### [EXCERPT]
-- Begin --

Submissions by the Prosecutor

Objective Seriousness

  1. The risk was not remote, but plainly foreseeable. Australian Standard AS1755-2000 ("Conveyors Safety Requirements")-provides at 3.3.1(a) that:

    All shear and nip point shall be guarded....

    The standard also provides at 2.7.7(b) that, for conveyors greater than 2.5 m in length:

    Emergency Stop Controls ...shall be provided to stop the conveyor or conveyor system in an emergency ... at the head, tail, drive and at intervals not exceeding 30 m along the length of the conveyor.

    This particular conveyor was approximately 9 m in length, and required an emergency stop control at its tail.

  2. The serious nature of the injuries suffered by Mr Lee illustrate the gravity of the risk against which the defendant failed to guard.

  3. The risk was easily avoidable by the very simple measures, subsequently adopted by the defendant, of installing an appropriate guard and emergency stop switch.

Deterrence

  1. The defendant has four prior convictions for breaches of the Occupational Health and Safety Act. One in 1993, two in 2002 (apparently arising out of the same incident), and one in 2004. I accept that the conviction in 1993 is too remote to be relevant, but the other convictions militate towards a conclusion that specific deterrence is required in this case.

  2. The industry in which the defendant operates is one that poses unique dangers, and general deterrence is also relevant to penalty.

Submissions by the Defendant

Character

  1. Fletcher International Exports Pty Ltd is the biggest private family owned employer in the Dubbo region, and currently employs about 850 workers processing up to 8500 sheep each day. The production system presents unique Occupational Health and Safety challenges because of the speed of mechanised processes, and the use of knives and pneumatically operated cutters and saws.

  2. Mr Reitano submits that in light of this exposure to risk the criminal record, while not perfect, is commendable.

  3. Fletcher is a licensed self insurer for workers compensation, in consequence of which is audited for safety matters by WorkCover every three years. It is a registered training organisation.

-- End --

### [PROVIDED RECORDS]
-- Begin --

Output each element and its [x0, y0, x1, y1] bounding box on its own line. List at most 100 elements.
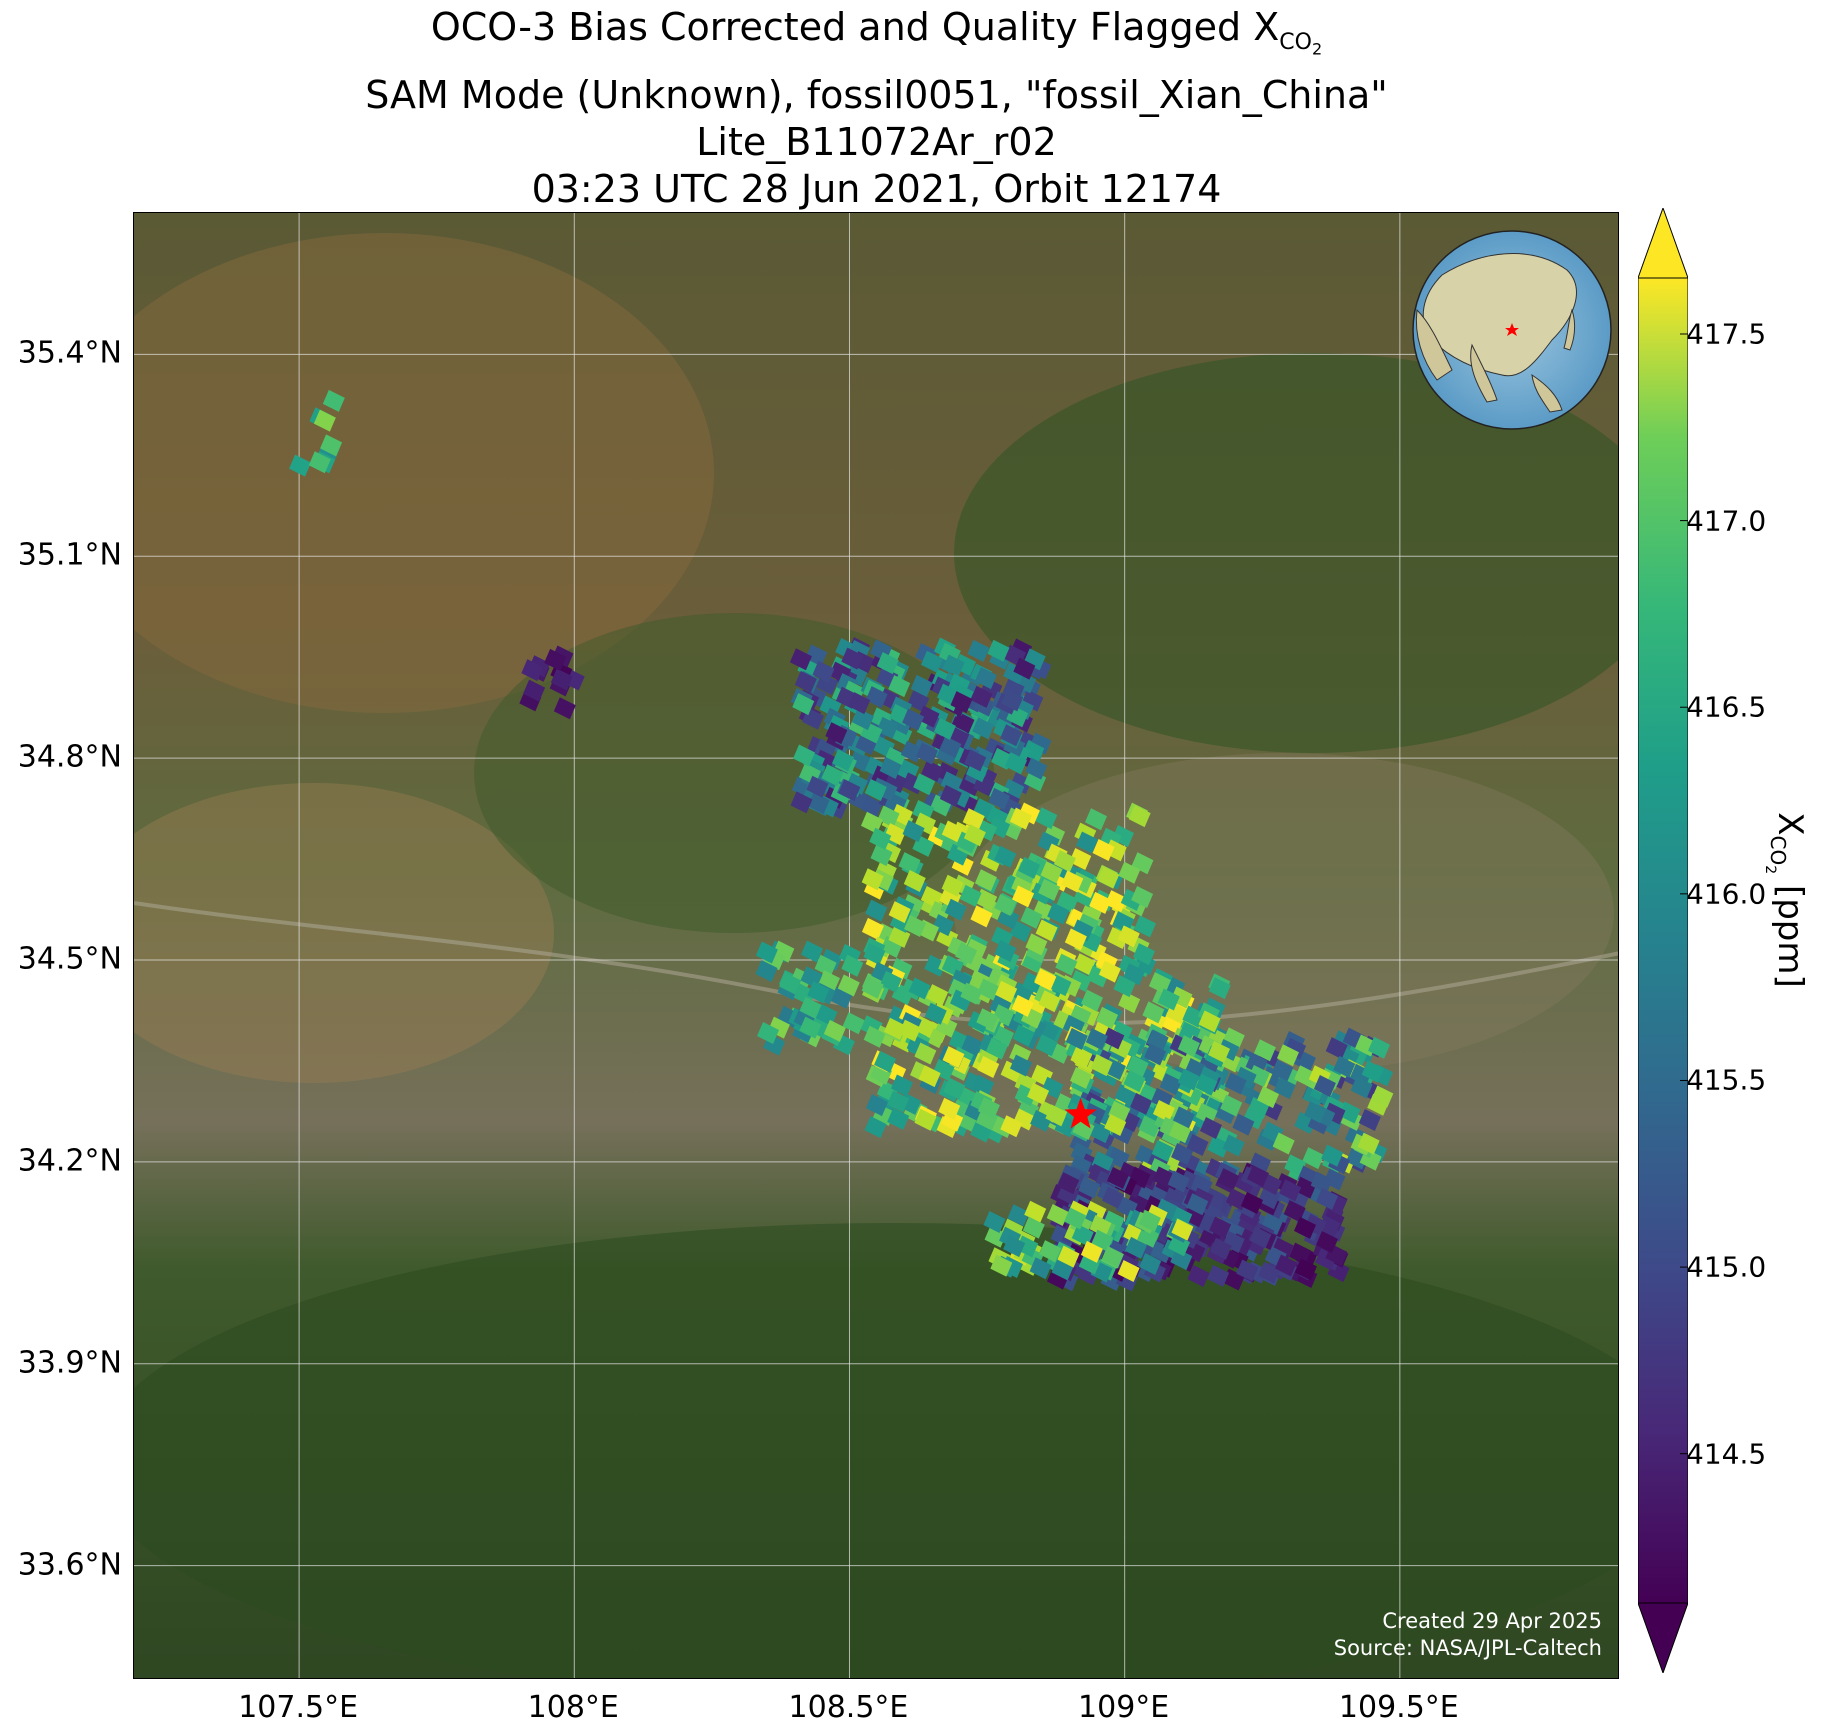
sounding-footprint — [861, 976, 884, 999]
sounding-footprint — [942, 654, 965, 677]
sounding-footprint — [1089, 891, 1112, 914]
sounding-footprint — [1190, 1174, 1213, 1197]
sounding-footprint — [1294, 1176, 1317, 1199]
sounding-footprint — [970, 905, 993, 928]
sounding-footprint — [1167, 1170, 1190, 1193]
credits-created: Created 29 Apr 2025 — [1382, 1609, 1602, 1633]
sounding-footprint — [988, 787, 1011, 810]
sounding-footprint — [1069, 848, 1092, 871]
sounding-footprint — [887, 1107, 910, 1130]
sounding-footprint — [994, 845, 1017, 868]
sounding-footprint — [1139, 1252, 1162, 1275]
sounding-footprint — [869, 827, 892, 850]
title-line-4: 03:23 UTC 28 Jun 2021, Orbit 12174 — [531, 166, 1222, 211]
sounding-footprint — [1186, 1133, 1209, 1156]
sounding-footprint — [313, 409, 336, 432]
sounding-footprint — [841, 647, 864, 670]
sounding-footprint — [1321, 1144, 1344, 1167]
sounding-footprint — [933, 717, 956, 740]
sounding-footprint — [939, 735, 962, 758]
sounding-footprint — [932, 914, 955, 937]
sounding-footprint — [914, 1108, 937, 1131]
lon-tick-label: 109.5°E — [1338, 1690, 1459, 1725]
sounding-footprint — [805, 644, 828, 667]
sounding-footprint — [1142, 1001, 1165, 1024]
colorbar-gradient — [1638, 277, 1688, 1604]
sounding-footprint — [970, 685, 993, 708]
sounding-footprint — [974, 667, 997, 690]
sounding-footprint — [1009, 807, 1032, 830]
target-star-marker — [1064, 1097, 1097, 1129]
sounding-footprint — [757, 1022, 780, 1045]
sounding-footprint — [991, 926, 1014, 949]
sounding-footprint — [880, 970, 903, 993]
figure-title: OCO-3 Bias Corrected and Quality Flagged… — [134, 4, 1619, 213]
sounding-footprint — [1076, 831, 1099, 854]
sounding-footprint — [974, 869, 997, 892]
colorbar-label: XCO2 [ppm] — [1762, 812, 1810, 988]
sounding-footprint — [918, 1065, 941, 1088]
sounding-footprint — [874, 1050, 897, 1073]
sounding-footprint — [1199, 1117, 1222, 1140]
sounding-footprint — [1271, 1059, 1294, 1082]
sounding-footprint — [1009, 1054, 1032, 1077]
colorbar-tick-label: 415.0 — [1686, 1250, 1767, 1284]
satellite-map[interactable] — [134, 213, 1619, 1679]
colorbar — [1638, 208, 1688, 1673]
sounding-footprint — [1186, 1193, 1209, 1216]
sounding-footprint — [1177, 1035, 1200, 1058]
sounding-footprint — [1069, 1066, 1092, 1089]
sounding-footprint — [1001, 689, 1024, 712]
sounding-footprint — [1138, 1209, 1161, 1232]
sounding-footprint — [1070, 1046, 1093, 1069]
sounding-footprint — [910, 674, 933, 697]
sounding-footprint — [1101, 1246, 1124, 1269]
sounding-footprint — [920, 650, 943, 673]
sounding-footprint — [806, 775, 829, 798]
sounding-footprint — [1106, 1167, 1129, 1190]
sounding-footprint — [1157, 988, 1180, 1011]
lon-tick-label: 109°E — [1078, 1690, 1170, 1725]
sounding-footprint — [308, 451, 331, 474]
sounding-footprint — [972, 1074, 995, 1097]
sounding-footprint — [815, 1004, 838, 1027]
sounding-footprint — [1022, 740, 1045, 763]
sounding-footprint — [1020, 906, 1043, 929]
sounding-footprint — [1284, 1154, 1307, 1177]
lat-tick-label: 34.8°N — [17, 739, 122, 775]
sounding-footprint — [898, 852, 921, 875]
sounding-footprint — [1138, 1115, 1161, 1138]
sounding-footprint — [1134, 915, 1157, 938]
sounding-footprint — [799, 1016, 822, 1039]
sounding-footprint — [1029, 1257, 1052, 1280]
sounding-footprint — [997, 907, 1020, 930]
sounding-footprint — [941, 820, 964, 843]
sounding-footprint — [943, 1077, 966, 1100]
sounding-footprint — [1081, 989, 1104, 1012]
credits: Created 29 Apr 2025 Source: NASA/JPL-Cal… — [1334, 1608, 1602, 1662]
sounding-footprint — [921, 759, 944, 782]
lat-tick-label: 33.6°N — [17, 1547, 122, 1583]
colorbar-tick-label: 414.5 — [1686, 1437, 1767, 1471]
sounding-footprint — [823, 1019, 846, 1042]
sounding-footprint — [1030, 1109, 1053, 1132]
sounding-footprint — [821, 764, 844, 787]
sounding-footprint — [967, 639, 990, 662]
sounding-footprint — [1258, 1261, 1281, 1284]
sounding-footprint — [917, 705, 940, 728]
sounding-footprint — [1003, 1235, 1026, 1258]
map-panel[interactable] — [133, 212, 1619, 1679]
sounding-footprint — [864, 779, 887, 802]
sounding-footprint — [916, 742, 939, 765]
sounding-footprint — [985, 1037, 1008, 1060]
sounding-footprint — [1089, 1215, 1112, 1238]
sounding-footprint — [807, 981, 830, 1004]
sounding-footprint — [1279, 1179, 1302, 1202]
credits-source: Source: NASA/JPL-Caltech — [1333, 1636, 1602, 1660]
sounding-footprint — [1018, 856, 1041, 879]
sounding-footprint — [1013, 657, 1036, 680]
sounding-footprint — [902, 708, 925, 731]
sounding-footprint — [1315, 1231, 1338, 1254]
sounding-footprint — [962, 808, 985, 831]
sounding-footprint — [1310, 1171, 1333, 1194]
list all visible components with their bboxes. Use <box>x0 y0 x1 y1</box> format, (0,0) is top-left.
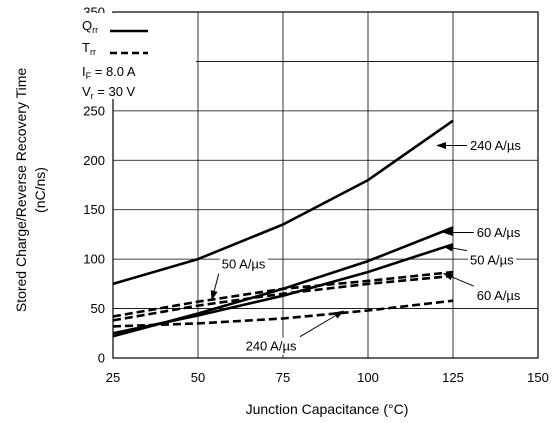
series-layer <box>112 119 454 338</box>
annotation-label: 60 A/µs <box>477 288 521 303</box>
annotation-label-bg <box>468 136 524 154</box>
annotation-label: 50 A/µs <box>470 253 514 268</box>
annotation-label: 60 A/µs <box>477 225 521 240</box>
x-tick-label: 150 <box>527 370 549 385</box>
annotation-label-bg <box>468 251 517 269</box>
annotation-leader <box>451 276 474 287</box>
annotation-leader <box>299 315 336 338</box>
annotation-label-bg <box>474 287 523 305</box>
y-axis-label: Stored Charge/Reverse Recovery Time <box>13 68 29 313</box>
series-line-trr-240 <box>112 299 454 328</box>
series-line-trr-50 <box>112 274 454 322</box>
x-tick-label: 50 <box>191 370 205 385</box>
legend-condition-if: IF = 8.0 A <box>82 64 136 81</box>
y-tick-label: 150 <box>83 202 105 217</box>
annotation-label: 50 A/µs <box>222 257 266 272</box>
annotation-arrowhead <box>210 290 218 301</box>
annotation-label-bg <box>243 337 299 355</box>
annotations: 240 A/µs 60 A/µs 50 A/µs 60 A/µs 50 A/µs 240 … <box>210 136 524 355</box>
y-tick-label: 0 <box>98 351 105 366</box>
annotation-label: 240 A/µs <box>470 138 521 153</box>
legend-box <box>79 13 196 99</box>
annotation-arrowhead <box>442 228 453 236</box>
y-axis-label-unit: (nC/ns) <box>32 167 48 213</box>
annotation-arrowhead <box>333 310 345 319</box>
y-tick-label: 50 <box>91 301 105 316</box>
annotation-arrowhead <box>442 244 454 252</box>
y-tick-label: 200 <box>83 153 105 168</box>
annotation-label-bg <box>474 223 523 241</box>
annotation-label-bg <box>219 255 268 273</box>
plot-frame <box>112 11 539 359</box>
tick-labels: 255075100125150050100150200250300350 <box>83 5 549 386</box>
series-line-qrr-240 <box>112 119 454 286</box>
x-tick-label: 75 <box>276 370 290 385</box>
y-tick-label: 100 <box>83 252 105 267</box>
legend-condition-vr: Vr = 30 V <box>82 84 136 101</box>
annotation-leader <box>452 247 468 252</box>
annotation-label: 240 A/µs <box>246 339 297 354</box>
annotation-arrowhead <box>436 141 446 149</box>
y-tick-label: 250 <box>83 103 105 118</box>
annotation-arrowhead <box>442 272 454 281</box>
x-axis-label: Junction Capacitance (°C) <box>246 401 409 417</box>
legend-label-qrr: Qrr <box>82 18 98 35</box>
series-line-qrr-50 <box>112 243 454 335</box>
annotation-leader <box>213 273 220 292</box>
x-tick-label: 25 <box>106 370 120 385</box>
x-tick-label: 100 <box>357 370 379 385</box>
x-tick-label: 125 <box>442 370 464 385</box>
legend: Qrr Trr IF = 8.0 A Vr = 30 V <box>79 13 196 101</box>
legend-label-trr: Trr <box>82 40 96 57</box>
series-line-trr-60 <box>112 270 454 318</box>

-- End --

### [STATED GOAL 1]
Set down the sentencing submissions in full, word for word.
### [STATED GOAL 2]
Gather every line of the rows that contains the string "interactable".
The rows have no connection to the sentencing submissions.

### [FULL OUTPUT 1]
Submissions by the Prosecutor

Objective Seriousness

  1. The risk was not remote, but plainly foreseeable. Australian Standard AS1755-2000 ("Conveyors Safety Requirements")-provides at 3.3.1(a) that:

    All shear and nip point shall be guarded....

    The standard also provides at 2.7.7(b) that, for conveyors greater than 2.5 m in length:

    Emergency Stop Controls ...shall be provided to stop the conveyor or conveyor system in an emergency ... at the head, tail, drive and at intervals not exceeding 30 m along the length of the conveyor.

    This particular conveyor was approximately 9 m in length, and required an emergency stop control at its tail.

  2. The serious nature of the injuries suffered by Mr Lee illustrate the gravity of the risk against which the defendant failed to guard.

  3. The risk was easily avoidable by the very simple measures, subsequently adopted by the defendant, of installing an appropriate guard and emergency stop switch.

Deterrence

  1. The defendant has four prior convictions for breaches of the Occupational Health and Safety Act. One in 1993, two in 2002 (apparently arising out of the same incident), and one in 2004. I accept that the conviction in 1993 is too remote to be relevant, but the other convictions militate towards a conclusion that specific deterrence is required in this case.

  2. The industry in which the defendant operates is one that poses unique dangers, and general deterrence is also relevant to penalty.

Submissions by the Defendant

Character

  1. Fletcher International Exports Pty Ltd is the biggest private family owned employer in the Dubbo region, and currently employs about 850 workers processing up to 8500 sheep each day. The production system presents unique Occupational Health and Safety challenges because of the speed of mechanised processes, and the use of knives and pneumatically operated cutters and saws.

  2. Mr Reitano submits that in light of this exposure to risk the criminal record, while not perfect, is commendable.

  3. Fletcher is a licensed self insurer for workers compensation, in consequence of which is audited for safety matters by WorkCover every three years. It is a registered training organisation.

### [FULL OUTPUT 2]
satellite-map[interactable] — [134, 213, 1619, 1679]
map-panel[interactable] — [133, 212, 1619, 1679]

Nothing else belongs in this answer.